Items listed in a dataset
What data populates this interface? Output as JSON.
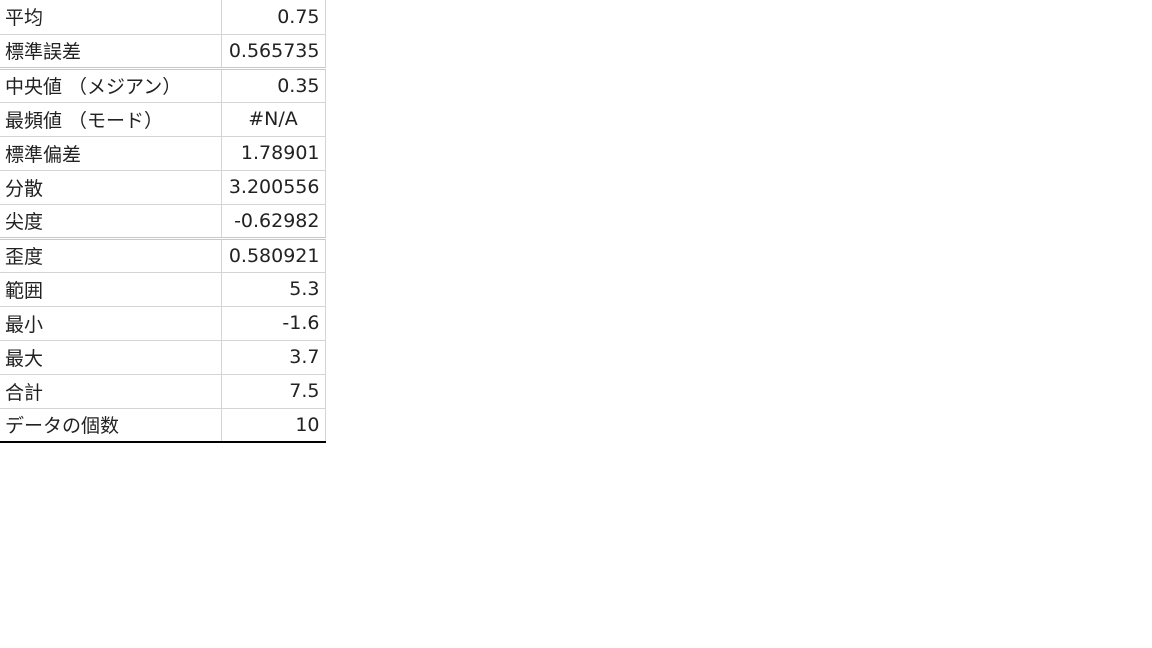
{
  "rows": [
    {
      "label": "平均",
      "value": "0.75"
    },
    {
      "label": "標準誤差",
      "value": "0.565735"
    },
    {
      "label": "中央値 （メジアン）",
      "value": "0.35"
    },
    {
      "label": "最頻値 （モード）",
      "value": "#N/A"
    },
    {
      "label": "標準偏差",
      "value": "1.78901"
    },
    {
      "label": "分散",
      "value": "3.200556"
    },
    {
      "label": "尖度",
      "value": "-0.62982"
    },
    {
      "label": "歪度",
      "value": "0.580921"
    },
    {
      "label": "範囲",
      "value": "5.3"
    },
    {
      "label": "最小",
      "value": "-1.6"
    },
    {
      "label": "最大",
      "value": "3.7"
    },
    {
      "label": "合計",
      "value": "7.5"
    },
    {
      "label": "データの個数",
      "value": "10"
    }
  ]
}
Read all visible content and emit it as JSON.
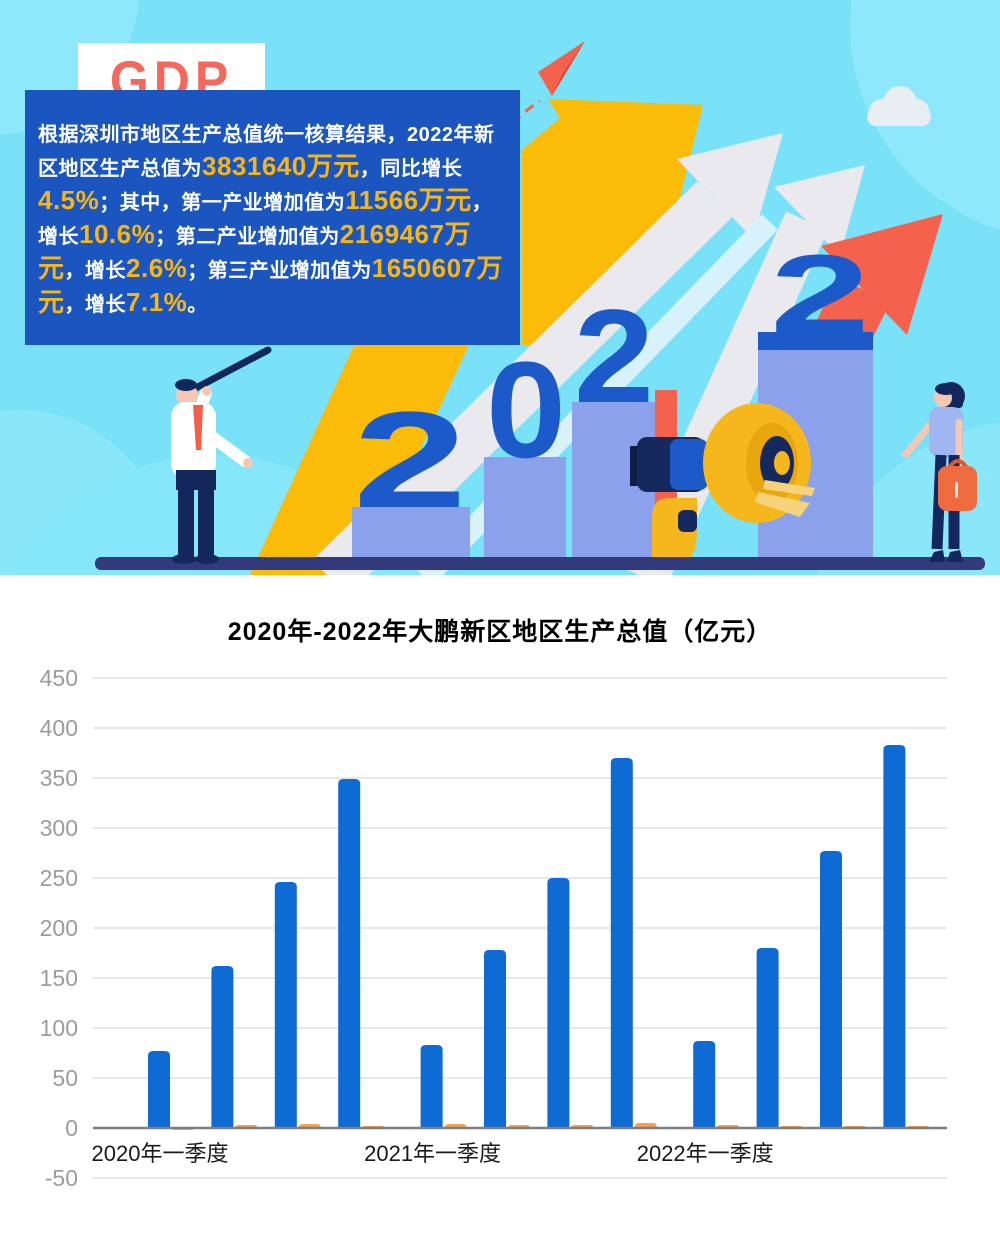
{
  "hero": {
    "badge_label": "GDP",
    "year_digits": [
      "2",
      "0",
      "2",
      "2"
    ],
    "paragraph_segments": [
      {
        "text": "根据深圳市地区生产总值统一核算结果，2022年新区地区生产总值为",
        "highlight": false
      },
      {
        "text": "3831640万元",
        "highlight": true
      },
      {
        "text": "，同比增长",
        "highlight": false
      },
      {
        "text": "4.5%",
        "highlight": true
      },
      {
        "text": "；其中，第一产业增加值为",
        "highlight": false
      },
      {
        "text": "11566万元",
        "highlight": true
      },
      {
        "text": "，增长",
        "highlight": false
      },
      {
        "text": "10.6%",
        "highlight": true
      },
      {
        "text": "；第二产业增加值为",
        "highlight": false
      },
      {
        "text": "2169467万元",
        "highlight": true
      },
      {
        "text": "，增长",
        "highlight": false
      },
      {
        "text": "2.6%",
        "highlight": true
      },
      {
        "text": "；第三产业增加值为",
        "highlight": false
      },
      {
        "text": "1650607万元",
        "highlight": true
      },
      {
        "text": "，增长",
        "highlight": false
      },
      {
        "text": "7.1%",
        "highlight": true
      },
      {
        "text": "。",
        "highlight": false
      }
    ],
    "colors": {
      "sky": "#79E2F9",
      "panel_blue": "#1A55C0",
      "badge_text_coral": "#F4695B",
      "highlight_gold": "#F7B616",
      "year_blue": "#1D5AC9",
      "column_periwinkle": "#8BA1EC",
      "arrow_yellow": "#FBBB09",
      "arrow_white": "#E9E9EE",
      "arrow_coral": "#F4624E",
      "ground_navy": "#333A7B"
    }
  },
  "chart_data": {
    "type": "bar",
    "title": "2020年-2022年大鹏新区地区生产总值（亿元）",
    "xlabel": "",
    "ylabel": "",
    "ylim": [
      -50,
      450
    ],
    "y_ticks": [
      450,
      400,
      350,
      300,
      250,
      200,
      150,
      100,
      50,
      0,
      -50
    ],
    "x_tick_labels": [
      {
        "text": "2020年一季度",
        "pair_index": 0
      },
      {
        "text": "2021年一季度",
        "pair_index": 4
      },
      {
        "text": "2022年一季度",
        "pair_index": 8
      }
    ],
    "grid": true,
    "legend": false,
    "series": [
      {
        "name": "blue",
        "color": "#0F6BD4",
        "values": [
          77,
          162,
          246,
          349,
          83,
          178,
          250,
          370,
          87,
          180,
          277,
          383
        ]
      },
      {
        "name": "orange",
        "color": "#F5A052",
        "values": [
          -2,
          3,
          4,
          2,
          4,
          3,
          3,
          5,
          3,
          2,
          2,
          2
        ]
      }
    ]
  }
}
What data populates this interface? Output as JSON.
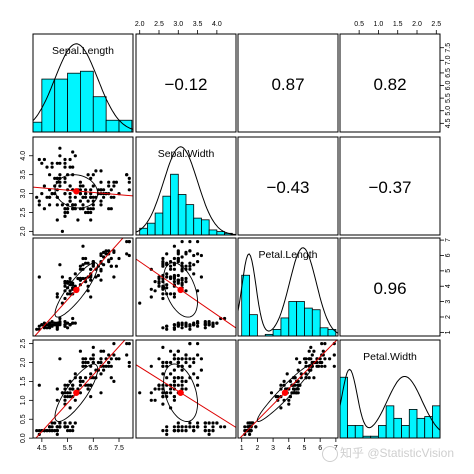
{
  "chart_data": {
    "type": "scatter-matrix",
    "variables": [
      "Sepal.Length",
      "Sepal.Width",
      "Petal.Length",
      "Petal.Width"
    ],
    "ranges": [
      [
        4.3,
        7.9
      ],
      [
        2.0,
        4.4
      ],
      [
        1.0,
        6.9
      ],
      [
        0.1,
        2.5
      ]
    ],
    "correlations": [
      {
        "row": 0,
        "col": 1,
        "label": "−0.12"
      },
      {
        "row": 0,
        "col": 2,
        "label": "0.87"
      },
      {
        "row": 0,
        "col": 3,
        "label": "0.82"
      },
      {
        "row": 1,
        "col": 2,
        "label": "−0.43"
      },
      {
        "row": 1,
        "col": 3,
        "label": "−0.37"
      },
      {
        "row": 2,
        "col": 3,
        "label": "0.96"
      }
    ],
    "top_ticks": [
      {
        "col": 1,
        "labels": [
          "2.0",
          "2.5",
          "3.0",
          "3.5",
          "4.0"
        ],
        "values": [
          2.0,
          2.5,
          3.0,
          3.5,
          4.0
        ]
      },
      {
        "col": 3,
        "labels": [
          "0.5",
          "1.0",
          "1.5",
          "2.0",
          "2.5"
        ],
        "values": [
          0.5,
          1.0,
          1.5,
          2.0,
          2.5
        ]
      }
    ],
    "bottom_ticks": [
      {
        "col": 0,
        "labels": [
          "4.5",
          "5.5",
          "6.5",
          "7.5"
        ],
        "values": [
          4.5,
          5.5,
          6.5,
          7.5
        ]
      },
      {
        "col": 2,
        "labels": [
          "1",
          "2",
          "3",
          "4",
          "5",
          "6",
          "7"
        ],
        "values": [
          1,
          2,
          3,
          4,
          5,
          6,
          7
        ]
      }
    ],
    "left_ticks": [
      {
        "row": 1,
        "labels": [
          "2.0",
          "2.5",
          "3.0",
          "3.5",
          "4.0"
        ],
        "values": [
          2.0,
          2.5,
          3.0,
          3.5,
          4.0
        ]
      },
      {
        "row": 3,
        "labels": [
          "0.0",
          "0.5",
          "1.0",
          "1.5",
          "2.0",
          "2.5"
        ],
        "values": [
          0.0,
          0.5,
          1.0,
          1.5,
          2.0,
          2.5
        ]
      }
    ],
    "right_ticks": [
      {
        "row": 0,
        "labels": [
          "4.5",
          "5.0",
          "5.5",
          "6.0",
          "6.5",
          "7.0",
          "7.5"
        ],
        "values": [
          4.5,
          5.0,
          5.5,
          6.0,
          6.5,
          7.0,
          7.5
        ]
      },
      {
        "row": 2,
        "labels": [
          "1",
          "2",
          "3",
          "4",
          "5",
          "6",
          "7"
        ],
        "values": [
          1,
          2,
          3,
          4,
          5,
          6,
          7
        ]
      }
    ],
    "histograms": [
      {
        "breaks": [
          4.0,
          4.5,
          5.0,
          5.5,
          6.0,
          6.5,
          7.0,
          7.5,
          8.0
        ],
        "counts": [
          5,
          27,
          27,
          30,
          31,
          18,
          6,
          6
        ]
      },
      {
        "breaks": [
          2.0,
          2.2,
          2.4,
          2.6,
          2.8,
          3.0,
          3.2,
          3.4,
          3.6,
          3.8,
          4.0,
          4.2,
          4.4
        ],
        "counts": [
          4,
          7,
          13,
          23,
          36,
          24,
          18,
          10,
          9,
          3,
          2,
          1
        ]
      },
      {
        "breaks": [
          1,
          1.5,
          2,
          2.5,
          3,
          3.5,
          4,
          4.5,
          5,
          5.5,
          6,
          6.5,
          7
        ],
        "counts": [
          37,
          13,
          0,
          1,
          4,
          11,
          21,
          21,
          17,
          16,
          5,
          4
        ]
      },
      {
        "breaks": [
          0.0,
          0.2,
          0.4,
          0.6,
          0.8,
          1.0,
          1.2,
          1.4,
          1.6,
          1.8,
          2.0,
          2.2,
          2.4,
          2.6
        ],
        "counts": [
          34,
          7,
          7,
          1,
          1,
          7,
          18,
          11,
          7,
          16,
          11,
          12,
          18
        ]
      }
    ],
    "density_curves": [
      {
        "mode": "normal",
        "mean": 5.84,
        "sd": 0.83,
        "peak_fraction": 0.9
      },
      {
        "mode": "normal",
        "mean": 3.06,
        "sd": 0.44,
        "peak_fraction": 0.9
      },
      {
        "mode": "bimodal",
        "components": [
          {
            "mean": 1.46,
            "sd": 0.45,
            "weight": 0.33
          },
          {
            "mean": 4.9,
            "sd": 0.85,
            "weight": 0.67
          }
        ],
        "peak_fraction": 0.9
      },
      {
        "mode": "bimodal",
        "components": [
          {
            "mean": 0.25,
            "sd": 0.2,
            "weight": 0.33
          },
          {
            "mean": 1.68,
            "sd": 0.45,
            "weight": 0.67
          }
        ],
        "peak_fraction": 0.7
      }
    ],
    "fits": [
      {
        "row": 1,
        "col": 0,
        "mean": [
          5.84,
          3.06
        ],
        "slope": -0.06,
        "intercept": 3.42
      },
      {
        "row": 2,
        "col": 0,
        "mean": [
          5.84,
          3.76
        ],
        "slope": 1.86,
        "intercept": -7.1
      },
      {
        "row": 2,
        "col": 1,
        "mean": [
          3.06,
          3.76
        ],
        "slope": -1.73,
        "intercept": 9.06
      },
      {
        "row": 3,
        "col": 0,
        "mean": [
          5.84,
          1.2
        ],
        "slope": 0.75,
        "intercept": -3.2
      },
      {
        "row": 3,
        "col": 1,
        "mean": [
          3.06,
          1.2
        ],
        "slope": -0.64,
        "intercept": 3.16
      },
      {
        "row": 3,
        "col": 2,
        "mean": [
          3.76,
          1.2
        ],
        "slope": 0.42,
        "intercept": -0.37
      }
    ],
    "ellipse_sd": [
      0.83,
      0.44,
      1.77,
      0.76
    ],
    "correlation_matrix": [
      [
        1.0,
        -0.12,
        0.87,
        0.82
      ],
      [
        -0.12,
        1.0,
        -0.43,
        -0.37
      ],
      [
        0.87,
        -0.43,
        1.0,
        0.96
      ],
      [
        0.82,
        -0.37,
        0.96,
        1.0
      ]
    ],
    "grid": false
  },
  "colors": {
    "histogram_fill": "#00F5FF",
    "fit_line": "#DD0000",
    "mean_point": "#FF0000",
    "point": "#000000",
    "ellipse": "#000000",
    "density": "#000000",
    "panel_border": "#000000"
  },
  "watermark": "知乎 @StatisticVision"
}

Requirements >>
Using the records given above, list every line that includes the word "slope".

Result of this task >>
        "slope": -0.06,
        "slope": 1.86,
        "slope": -1.73,
        "slope": 0.75,
        "slope": -0.64,
        "slope": 0.42,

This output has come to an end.